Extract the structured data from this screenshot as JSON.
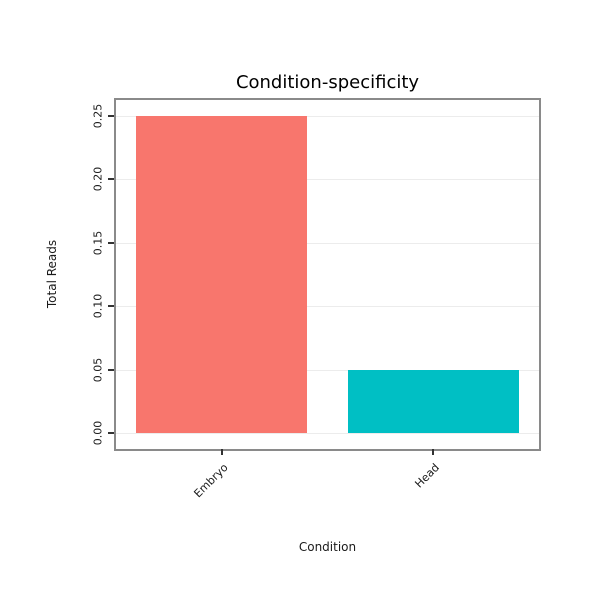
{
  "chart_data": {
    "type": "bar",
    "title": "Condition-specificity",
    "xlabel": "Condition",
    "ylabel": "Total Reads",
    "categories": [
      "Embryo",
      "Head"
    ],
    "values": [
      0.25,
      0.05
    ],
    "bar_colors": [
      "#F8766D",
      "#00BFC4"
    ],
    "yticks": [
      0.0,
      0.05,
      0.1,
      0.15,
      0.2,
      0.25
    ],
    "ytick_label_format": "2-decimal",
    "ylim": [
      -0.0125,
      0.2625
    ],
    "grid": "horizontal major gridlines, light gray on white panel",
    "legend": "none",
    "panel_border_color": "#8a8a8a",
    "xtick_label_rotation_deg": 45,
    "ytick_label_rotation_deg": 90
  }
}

* * *

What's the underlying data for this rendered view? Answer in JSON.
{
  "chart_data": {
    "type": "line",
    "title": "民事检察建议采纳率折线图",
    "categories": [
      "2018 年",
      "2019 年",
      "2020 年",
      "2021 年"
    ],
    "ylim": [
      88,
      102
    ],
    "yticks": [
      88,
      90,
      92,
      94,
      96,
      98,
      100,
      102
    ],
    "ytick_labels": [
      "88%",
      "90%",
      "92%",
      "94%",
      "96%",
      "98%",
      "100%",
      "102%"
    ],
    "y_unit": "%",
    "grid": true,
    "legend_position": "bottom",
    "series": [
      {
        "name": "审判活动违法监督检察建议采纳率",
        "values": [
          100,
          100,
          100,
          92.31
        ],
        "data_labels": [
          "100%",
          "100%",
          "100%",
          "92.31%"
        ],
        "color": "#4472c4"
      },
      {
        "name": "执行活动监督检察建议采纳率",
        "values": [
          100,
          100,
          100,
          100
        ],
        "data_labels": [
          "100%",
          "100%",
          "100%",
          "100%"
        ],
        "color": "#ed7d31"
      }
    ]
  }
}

* * *

### DIRECTION
Extract every line above containing the word "title".

### WORKED SOLUTION
    "title": "Condition-specificity",
    "title": "民事检察建议采纳率折线图",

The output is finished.